__Task__. Copy out every line in the entries below that includes "바랍니다".
━━━━━━━━━━━━━━━━━━━━
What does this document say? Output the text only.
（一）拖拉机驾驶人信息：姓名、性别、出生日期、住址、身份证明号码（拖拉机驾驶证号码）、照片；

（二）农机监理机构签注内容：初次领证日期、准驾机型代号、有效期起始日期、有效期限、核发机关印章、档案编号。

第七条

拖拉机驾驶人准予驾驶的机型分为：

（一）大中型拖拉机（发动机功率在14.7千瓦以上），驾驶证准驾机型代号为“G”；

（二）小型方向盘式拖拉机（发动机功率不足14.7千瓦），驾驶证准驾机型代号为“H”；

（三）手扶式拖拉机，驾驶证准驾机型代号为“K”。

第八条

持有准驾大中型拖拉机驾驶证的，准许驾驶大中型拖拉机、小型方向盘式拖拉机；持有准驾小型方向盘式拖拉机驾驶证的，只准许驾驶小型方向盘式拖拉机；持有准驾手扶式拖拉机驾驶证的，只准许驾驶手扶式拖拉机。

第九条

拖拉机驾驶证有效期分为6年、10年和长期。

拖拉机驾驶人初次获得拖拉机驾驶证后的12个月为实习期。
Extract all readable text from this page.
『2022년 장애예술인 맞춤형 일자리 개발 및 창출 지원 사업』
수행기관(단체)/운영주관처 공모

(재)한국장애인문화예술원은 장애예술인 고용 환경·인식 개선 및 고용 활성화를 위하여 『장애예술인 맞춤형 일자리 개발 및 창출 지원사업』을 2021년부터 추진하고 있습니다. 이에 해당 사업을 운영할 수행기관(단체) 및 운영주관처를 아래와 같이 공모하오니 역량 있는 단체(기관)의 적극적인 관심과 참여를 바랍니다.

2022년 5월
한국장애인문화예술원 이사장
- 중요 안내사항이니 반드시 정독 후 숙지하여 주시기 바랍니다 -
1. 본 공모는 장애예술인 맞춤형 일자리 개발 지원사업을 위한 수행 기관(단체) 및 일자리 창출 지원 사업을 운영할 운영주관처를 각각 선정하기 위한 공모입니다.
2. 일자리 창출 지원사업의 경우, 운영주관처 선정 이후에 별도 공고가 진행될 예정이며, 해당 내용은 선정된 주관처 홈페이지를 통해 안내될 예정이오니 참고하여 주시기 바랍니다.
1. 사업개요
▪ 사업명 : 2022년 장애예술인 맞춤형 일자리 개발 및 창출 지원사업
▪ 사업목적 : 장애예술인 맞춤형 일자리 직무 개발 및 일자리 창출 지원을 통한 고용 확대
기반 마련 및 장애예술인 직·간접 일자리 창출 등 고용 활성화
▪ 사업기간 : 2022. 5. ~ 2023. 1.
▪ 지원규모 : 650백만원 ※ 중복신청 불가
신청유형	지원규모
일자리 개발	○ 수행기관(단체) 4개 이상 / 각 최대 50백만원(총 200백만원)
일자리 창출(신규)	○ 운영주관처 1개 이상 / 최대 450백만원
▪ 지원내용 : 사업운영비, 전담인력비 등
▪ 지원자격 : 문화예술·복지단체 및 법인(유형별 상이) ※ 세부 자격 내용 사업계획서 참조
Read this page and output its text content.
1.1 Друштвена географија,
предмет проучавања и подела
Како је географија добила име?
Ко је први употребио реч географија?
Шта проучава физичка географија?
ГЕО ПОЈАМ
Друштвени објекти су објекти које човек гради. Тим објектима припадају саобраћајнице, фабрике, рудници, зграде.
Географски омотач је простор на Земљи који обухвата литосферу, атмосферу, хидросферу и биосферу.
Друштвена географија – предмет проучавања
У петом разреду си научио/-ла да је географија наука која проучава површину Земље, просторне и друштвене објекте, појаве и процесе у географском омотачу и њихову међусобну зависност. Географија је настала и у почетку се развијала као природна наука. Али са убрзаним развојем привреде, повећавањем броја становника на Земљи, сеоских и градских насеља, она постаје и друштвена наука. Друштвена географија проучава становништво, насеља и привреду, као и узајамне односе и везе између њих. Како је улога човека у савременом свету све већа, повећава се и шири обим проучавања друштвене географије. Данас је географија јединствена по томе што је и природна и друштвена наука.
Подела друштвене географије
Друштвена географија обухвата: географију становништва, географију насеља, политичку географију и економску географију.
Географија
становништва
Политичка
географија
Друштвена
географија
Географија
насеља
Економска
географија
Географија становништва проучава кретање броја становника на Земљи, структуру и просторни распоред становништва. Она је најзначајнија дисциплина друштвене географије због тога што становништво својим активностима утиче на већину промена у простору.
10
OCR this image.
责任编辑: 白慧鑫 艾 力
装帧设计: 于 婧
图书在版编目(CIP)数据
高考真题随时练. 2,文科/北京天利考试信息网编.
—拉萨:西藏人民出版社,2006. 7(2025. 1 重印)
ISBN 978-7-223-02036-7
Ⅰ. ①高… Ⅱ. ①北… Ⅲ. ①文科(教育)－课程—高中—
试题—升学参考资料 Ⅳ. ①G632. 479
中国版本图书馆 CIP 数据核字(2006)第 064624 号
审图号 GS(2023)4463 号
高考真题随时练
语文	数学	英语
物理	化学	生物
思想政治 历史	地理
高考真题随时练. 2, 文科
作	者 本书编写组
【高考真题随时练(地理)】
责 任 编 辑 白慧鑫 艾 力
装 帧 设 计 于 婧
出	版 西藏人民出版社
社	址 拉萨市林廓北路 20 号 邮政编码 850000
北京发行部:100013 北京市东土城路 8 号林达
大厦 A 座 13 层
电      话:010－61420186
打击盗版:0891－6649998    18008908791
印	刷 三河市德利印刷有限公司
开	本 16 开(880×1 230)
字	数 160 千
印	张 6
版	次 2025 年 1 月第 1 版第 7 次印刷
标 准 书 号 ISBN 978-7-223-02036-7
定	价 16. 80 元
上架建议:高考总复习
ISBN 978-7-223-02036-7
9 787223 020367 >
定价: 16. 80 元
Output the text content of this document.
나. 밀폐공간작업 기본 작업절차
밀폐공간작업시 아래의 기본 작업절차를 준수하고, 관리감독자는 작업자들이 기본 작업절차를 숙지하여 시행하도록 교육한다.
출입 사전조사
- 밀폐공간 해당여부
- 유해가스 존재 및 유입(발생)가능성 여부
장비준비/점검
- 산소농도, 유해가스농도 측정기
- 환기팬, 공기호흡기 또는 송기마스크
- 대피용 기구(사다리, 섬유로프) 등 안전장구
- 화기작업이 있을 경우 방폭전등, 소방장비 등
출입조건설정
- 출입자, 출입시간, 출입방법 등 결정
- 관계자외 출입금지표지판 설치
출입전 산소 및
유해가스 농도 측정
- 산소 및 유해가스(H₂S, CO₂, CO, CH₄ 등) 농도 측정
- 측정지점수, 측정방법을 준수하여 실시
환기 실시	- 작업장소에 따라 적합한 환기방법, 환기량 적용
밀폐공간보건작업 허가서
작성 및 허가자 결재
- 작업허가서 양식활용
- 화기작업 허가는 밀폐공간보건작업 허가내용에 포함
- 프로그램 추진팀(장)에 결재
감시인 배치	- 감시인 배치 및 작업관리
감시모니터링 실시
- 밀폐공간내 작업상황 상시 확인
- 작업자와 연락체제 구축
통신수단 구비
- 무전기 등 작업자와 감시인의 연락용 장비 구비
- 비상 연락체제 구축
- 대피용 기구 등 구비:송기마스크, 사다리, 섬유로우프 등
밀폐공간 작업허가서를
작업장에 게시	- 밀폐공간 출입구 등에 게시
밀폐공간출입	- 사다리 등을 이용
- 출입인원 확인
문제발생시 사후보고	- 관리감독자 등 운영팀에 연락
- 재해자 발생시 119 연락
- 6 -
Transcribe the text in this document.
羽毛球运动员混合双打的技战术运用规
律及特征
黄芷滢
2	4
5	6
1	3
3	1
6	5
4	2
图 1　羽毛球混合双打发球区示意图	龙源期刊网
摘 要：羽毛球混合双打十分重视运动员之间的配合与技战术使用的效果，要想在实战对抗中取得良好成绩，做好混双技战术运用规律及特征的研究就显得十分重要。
━━━━━━━━━━━━━━━━━━━━
__The reply__.
(재)한국장애인문화예술원은 장애예술인 고용 환경·인식 개선 및 고용 활성화를 위하여 『장애예술인 맞춤형 일자리 개발 및 창출 지원사업』을 2021년부터 추진하고 있습니다. 이에 해당 사업을 운영할 수행기관(단체) 및 운영주관처를 아래와 같이 공모하오니 역량 있는 단체(기관)의 적극적인 관심과 참여를 바랍니다.
- 중요 안내사항이니 반드시 정독 후 숙지하여 주시기 바랍니다 -
2. 일자리 창출 지원사업의 경우, 운영주관처 선정 이후에 별도 공고가 진행될 예정이며, 해당 내용은 선정된 주관처 홈페이지를 통해 안내될 예정이오니 참고하여 주시기 바랍니다.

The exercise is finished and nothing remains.